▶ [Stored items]
+ + + + + + +
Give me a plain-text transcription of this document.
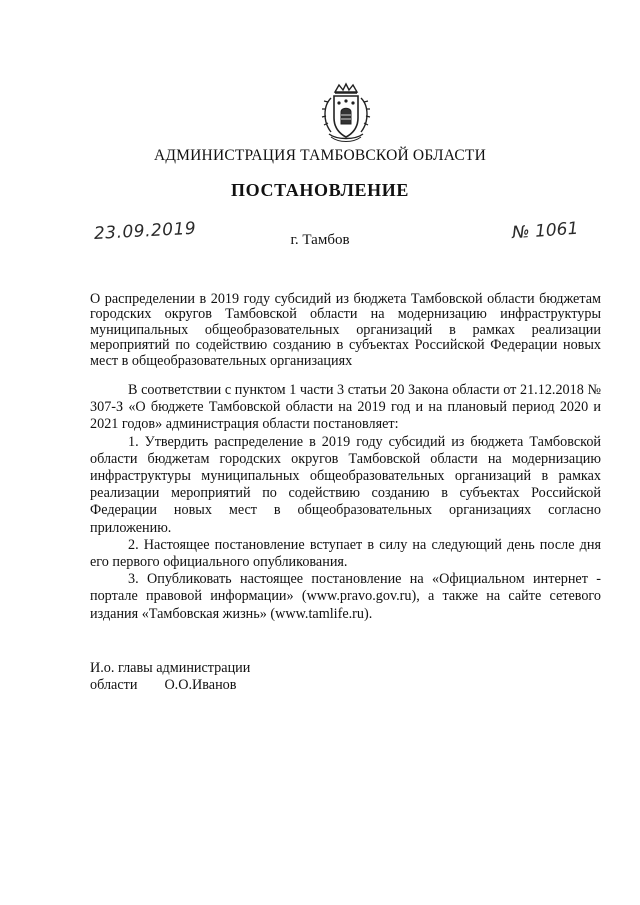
АДМИНИСТРАЦИЯ ТАМБОВСКОЙ ОБЛАСТИ
ПОСТАНОВЛЕНИЕ
23.09.2019	г. Тамбов	№ 1061
О распределении в 2019 году субсидий из бюджета Тамбовской области бюджетам городских округов Тамбовской области на модернизацию инфраструктуры муниципальных общеобразовательных организаций в рамках реализации мероприятий по содействию созданию в субъектах Российской Федерации новых мест в общеобразовательных организациях

В соответствии с пунктом 1 части 3 статьи 20 Закона области от 21.12.2018 № 307-З «О бюджете Тамбовской области на 2019 год и на плановый период 2020 и 2021 годов» администрация области постановляет:

1. Утвердить распределение в 2019 году субсидий из бюджета Тамбовской области бюджетам городских округов Тамбовской области на модернизацию инфраструктуры муниципальных общеобразовательных организаций в рамках реализации мероприятий по содействию созданию в субъектах Российской Федерации новых мест в общеобразовательных организациях согласно приложению.

2. Настоящее постановление вступает в силу на следующий день после дня его первого официального опубликования.

3. Опубликовать настоящее постановление на «Официальном интернет - портале правовой информации» (www.pravo.gov.ru), а также на сайте сетевого издания «Тамбовская жизнь» (www.tamlife.ru).

И.о. главы администрации
области О.О.Иванов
+ + + + + + +
▶ [Task] Verbatim reproduction of every record is required; images are left out.

▶ [Result]
Give me a plain-text transcription of this document.
АДМИНИСТРАЦИЯ ТАМБОВСКОЙ ОБЛАСТИ
ПОСТАНОВЛЕНИЕ
23.09.2019	г. Тамбов	№ 1061
О распределении в 2019 году субсидий из бюджета Тамбовской области бюджетам городских округов Тамбовской области на модернизацию инфраструктуры муниципальных общеобразовательных организаций в рамках реализации мероприятий по содействию созданию в субъектах Российской Федерации новых мест в общеобразовательных организациях

В соответствии с пунктом 1 части 3 статьи 20 Закона области от 21.12.2018 № 307-З «О бюджете Тамбовской области на 2019 год и на плановый период 2020 и 2021 годов» администрация области постановляет:

1. Утвердить распределение в 2019 году субсидий из бюджета Тамбовской области бюджетам городских округов Тамбовской области на модернизацию инфраструктуры муниципальных общеобразовательных организаций в рамках реализации мероприятий по содействию созданию в субъектах Российской Федерации новых мест в общеобразовательных организациях согласно приложению.

2. Настоящее постановление вступает в силу на следующий день после дня его первого официального опубликования.

3. Опубликовать настоящее постановление на «Официальном интернет - портале правовой информации» (www.pravo.gov.ru), а также на сайте сетевого издания «Тамбовская жизнь» (www.tamlife.ru).

И.о. главы администрации
области О.О.Иванов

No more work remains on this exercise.